But you’ve already got a kid!

Wednesday, 25 April 2012, 6:15 | Baby | 0 Comment | Read 104 Times
Tagged with: baby, coffee, four months, mom, pregnancy, pregnant

by Allison Czarnecki posted in Mom Stories

My story of “infertility” is probably not like yours, or your sister’s, or that friend you meet for coffee once a week. Mine is a little bit different, which is partially why it’s been hard to grieve. Very few people understand the specifics of my journey to motherhood, and usually once they find out, they don’t want to talk about it.

I have a disease called Systemic Lupus Erythematosus, more commonly known as Lupus. I don’t have enough space and time in the world to share how Lupus has colored every part of my life. But the biggest problem I have with Lupus, out of everything (including organ damage and mind blowing chronic pain) is the effect the disease has on my fertility. It’s very common for women to be diagnosed with Lupus in their ‘childbearing years’, and the fun cherry on top of that is how difficult it is for pregnant women with Lupus to carry a baby to term.

Shortly after my husband and I were married, I strongly campaigned for a baby. What I really wanted to do was join The Peace Corps and head to South America with my new husband, but I felt intuitively that my fertility window was brief, even though I was very young. So we decided together that we’d try to have a baby, and see if it panned out.

I got pregnant after a few months of trying, and threw up all day every day before the pregnancy test even came back positive. The next four months were agony. In addition to being deathly ill, I lived in constant terror of losing the baby. Even if a woman with Lupus can get pregnant, miscarriage and/or pre-term delivery are constant nagging realities. My pregnancy was handled by a team of specialists, and I had weekly sonograms to monitor all sorts of potential problems. I was bedridden on and off the whole pregnancy, and I didn’t stop throwing up until after my daughter was born.

The amazing news is that in the end, I delivered a perfectly healthy baby girl. She’s almost 13 now, and she’s positively perfect.

● TASK REQUIREMENTS
[1] Please copy the post about Lupus and fertility, starting at "I have a disease" and ending at "baby to term.", and substitute "constant pain" for "chronic pain".
[2] In the post about Lupus and fertility, how often did the writer have sonograms during the pregnancy?

● PROVIDED RECORDS
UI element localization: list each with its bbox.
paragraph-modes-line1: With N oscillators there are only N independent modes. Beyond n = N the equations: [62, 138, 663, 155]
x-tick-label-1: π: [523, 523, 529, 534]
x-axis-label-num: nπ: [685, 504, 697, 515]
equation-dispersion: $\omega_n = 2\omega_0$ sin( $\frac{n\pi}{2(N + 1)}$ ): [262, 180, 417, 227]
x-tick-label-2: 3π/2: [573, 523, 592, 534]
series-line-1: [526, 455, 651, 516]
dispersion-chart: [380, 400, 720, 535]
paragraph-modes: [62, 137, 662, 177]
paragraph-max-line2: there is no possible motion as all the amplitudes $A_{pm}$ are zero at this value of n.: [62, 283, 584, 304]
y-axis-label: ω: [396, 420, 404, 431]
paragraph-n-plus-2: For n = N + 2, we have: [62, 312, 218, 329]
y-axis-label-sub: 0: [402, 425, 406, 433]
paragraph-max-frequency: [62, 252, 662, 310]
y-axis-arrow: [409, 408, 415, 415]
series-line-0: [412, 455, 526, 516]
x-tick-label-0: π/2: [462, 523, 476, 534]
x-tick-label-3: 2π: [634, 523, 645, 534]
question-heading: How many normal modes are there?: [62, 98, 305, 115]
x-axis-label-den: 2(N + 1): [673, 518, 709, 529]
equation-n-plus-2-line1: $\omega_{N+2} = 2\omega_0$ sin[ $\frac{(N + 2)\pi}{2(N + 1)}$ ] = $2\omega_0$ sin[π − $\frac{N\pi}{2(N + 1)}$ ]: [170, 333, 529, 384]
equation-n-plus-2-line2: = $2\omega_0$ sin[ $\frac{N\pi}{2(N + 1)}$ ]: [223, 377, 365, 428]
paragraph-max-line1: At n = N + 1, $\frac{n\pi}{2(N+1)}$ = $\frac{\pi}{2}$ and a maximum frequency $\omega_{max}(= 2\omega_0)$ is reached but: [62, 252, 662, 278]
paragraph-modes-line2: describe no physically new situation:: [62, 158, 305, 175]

● EXERCISE RESULTS
[1]
I have a disease called Systemic Lupus Erythematosus, more commonly known as Lupus. I don’t have enough space and time in the world to share how Lupus has colored every part of my life. But the biggest problem I have with Lupus, out of everything (including organ damage and mind blowing constant pain) is the effect the disease has on my fertility. It’s very common for women to be diagnosed with Lupus in their ‘childbearing years’, and the fun cherry on top of that is how difficult it is for pregnant women with Lupus to carry a baby to term.

[2] Weekly.